▶ TEXT TO READ
Randy R. Potts: have been writing portions of this work since 1990 when I was 15 years old. At age 20, while mowing my now-ex-stepfather-in-law’s lawn, I saw this project in a sort of vision: words and images balanced, like a scrolling graphic novel of sorts. Ten years ago, I began to formally write this work as a memoir without images but I was never happy with it. Two years ago, I began to experiment with what you might call short “longform” journalism on Instagram – inspired by the work of Jeff Sharlet and Neil Shea – and I eventually decided Instagram might be the closest platform to what I envisioned years before.

To describe it for others, I call @thebirdiejean a project or a memoir but, for myself, the best descriptor is elegy. The Bible Went Down With The Birdie Jean is a lament for the dead and, though it contains reported journalism and photography, its chief concerns are the concerns of poetry: the sensual: the unimaginable: the unreportable. The word elegy situates the work in a space we’re not used to journalism going, where, some say, journalism can’t go. I am convinced, however, that what we often dismissively call “poetry” *must* be part of journalism and the factual record. At some level, poetry and its concerns are the *only* record.

▶ AIM 1
In the text about The Birdie Jean project, how old was the writer when they started writing portions of the work?
▶ AIM 2
List every person named in the text about The Birdie Jean project.
▶ AIM 3
Copy a stretch of the text about The Birdie Jean project word for word. Start at the words "To describe it" and end after the words "the *only* record.".

▶ DATA
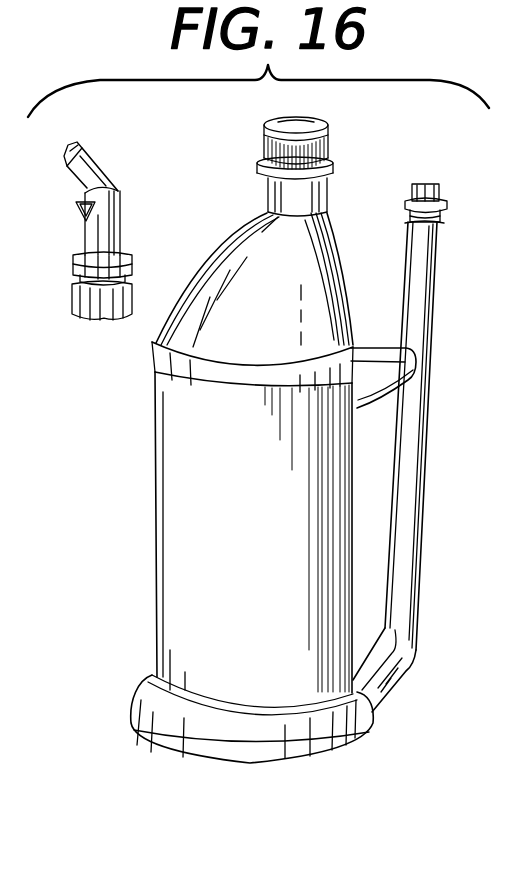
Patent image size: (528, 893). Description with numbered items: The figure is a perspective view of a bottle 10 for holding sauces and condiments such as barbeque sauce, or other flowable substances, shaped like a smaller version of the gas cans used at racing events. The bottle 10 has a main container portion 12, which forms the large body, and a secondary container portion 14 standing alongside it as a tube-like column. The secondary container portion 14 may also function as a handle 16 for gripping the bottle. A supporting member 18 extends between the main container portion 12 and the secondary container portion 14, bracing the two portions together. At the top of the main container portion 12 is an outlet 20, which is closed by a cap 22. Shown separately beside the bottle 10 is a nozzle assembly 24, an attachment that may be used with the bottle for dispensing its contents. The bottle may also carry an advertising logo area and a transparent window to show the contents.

---

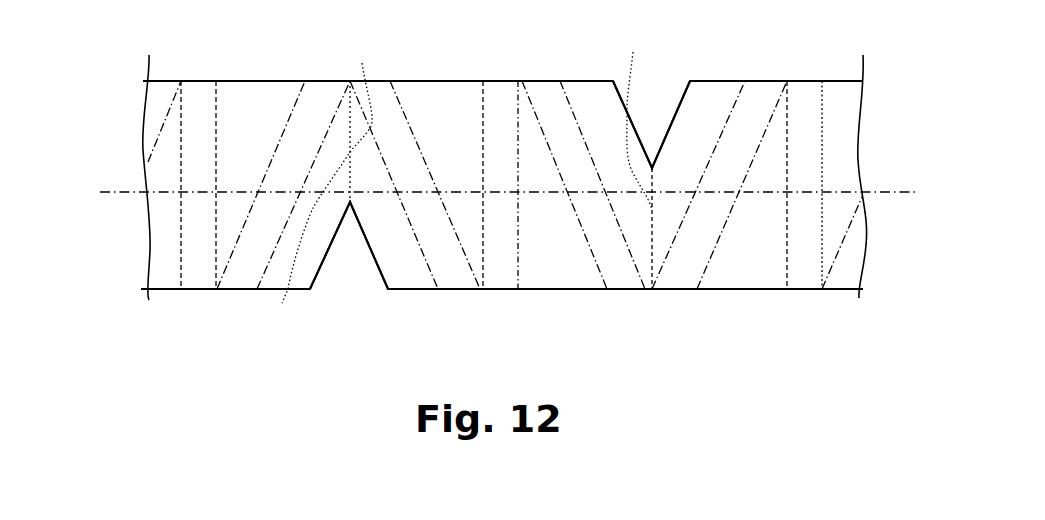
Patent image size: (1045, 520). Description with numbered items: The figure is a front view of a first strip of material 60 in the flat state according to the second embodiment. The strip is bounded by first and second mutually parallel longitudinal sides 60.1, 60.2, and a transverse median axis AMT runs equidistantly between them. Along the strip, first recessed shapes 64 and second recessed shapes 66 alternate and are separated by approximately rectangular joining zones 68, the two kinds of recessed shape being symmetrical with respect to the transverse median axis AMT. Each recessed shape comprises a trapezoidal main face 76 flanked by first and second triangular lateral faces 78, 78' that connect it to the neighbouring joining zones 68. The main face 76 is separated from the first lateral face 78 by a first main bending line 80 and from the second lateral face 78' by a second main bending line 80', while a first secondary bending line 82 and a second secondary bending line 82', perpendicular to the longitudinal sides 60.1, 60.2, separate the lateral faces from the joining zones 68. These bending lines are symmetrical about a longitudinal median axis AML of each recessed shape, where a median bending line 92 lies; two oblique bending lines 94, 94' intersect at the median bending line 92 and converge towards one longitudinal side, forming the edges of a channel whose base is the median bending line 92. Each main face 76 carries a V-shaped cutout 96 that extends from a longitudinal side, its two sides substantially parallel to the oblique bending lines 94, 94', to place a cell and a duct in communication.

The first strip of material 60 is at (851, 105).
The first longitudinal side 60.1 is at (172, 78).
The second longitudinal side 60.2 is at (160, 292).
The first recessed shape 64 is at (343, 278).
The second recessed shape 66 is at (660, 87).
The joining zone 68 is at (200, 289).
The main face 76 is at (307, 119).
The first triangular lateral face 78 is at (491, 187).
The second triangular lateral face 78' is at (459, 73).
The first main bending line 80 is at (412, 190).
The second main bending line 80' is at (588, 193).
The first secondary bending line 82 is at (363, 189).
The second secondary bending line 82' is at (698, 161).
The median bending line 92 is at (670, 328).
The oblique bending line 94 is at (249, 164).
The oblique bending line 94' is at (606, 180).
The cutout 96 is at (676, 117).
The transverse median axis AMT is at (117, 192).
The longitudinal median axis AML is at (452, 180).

--

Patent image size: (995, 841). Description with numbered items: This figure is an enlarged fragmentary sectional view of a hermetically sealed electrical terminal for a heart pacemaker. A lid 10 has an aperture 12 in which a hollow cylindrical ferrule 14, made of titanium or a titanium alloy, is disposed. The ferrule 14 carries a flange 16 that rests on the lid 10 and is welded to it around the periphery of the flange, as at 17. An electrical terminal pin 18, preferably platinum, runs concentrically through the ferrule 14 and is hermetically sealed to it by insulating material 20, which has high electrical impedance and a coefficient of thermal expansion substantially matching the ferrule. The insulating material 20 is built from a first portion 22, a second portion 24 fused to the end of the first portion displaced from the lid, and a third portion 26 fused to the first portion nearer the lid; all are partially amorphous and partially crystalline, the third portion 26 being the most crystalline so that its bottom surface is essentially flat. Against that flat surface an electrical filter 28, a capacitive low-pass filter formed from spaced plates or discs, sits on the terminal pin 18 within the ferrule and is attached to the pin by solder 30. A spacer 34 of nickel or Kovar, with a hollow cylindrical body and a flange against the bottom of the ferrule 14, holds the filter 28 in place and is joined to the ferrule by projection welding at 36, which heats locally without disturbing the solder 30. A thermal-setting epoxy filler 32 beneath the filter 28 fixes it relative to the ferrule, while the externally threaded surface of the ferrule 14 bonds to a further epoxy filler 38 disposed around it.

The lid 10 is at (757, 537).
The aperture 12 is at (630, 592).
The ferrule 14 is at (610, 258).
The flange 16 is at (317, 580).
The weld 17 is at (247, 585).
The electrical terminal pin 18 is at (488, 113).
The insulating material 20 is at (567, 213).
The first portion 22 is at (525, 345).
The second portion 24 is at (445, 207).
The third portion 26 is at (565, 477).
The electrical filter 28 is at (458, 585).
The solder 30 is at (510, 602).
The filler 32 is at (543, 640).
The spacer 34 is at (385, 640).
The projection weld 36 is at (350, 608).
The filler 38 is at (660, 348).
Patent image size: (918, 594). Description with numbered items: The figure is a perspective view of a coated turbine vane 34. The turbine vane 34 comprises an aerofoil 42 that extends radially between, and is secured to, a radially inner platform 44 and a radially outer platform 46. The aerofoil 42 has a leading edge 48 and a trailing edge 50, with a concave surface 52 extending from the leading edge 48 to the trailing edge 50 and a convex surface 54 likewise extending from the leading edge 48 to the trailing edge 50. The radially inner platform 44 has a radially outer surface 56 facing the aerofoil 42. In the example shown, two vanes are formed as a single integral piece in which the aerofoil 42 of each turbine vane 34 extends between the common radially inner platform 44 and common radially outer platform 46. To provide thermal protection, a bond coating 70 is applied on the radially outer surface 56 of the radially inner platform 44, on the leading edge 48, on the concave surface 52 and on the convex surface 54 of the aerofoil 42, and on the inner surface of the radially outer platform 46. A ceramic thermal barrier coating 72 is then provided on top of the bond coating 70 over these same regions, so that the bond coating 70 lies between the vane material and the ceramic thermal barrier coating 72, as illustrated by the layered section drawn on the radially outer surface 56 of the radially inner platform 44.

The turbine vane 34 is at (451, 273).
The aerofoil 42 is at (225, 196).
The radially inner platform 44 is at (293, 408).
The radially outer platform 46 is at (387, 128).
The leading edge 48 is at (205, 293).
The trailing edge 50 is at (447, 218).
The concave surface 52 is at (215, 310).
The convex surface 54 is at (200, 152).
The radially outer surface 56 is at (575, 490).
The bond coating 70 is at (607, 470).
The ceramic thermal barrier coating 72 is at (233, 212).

▶ EXERCISE ANSWER 1
15 years old.

▶ EXERCISE ANSWER 2
Randy R. Potts, Jeff Sharlet, Neil Shea

▶ EXERCISE ANSWER 3
To describe it for others, I call @thebirdiejean a project or a memoir but, for myself, the best descriptor is elegy. The Bible Went Down With The Birdie Jean is a lament for the dead and, though it contains reported journalism and photography, its chief concerns are the concerns of poetry: the sensual: the unimaginable: the unreportable. The word elegy situates the work in a space we’re not used to journalism going, where, some say, journalism can’t go. I am convinced, however, that what we often dismissively call “poetry” *must* be part of journalism and the factual record. At some level, poetry and its concerns are the *only* record.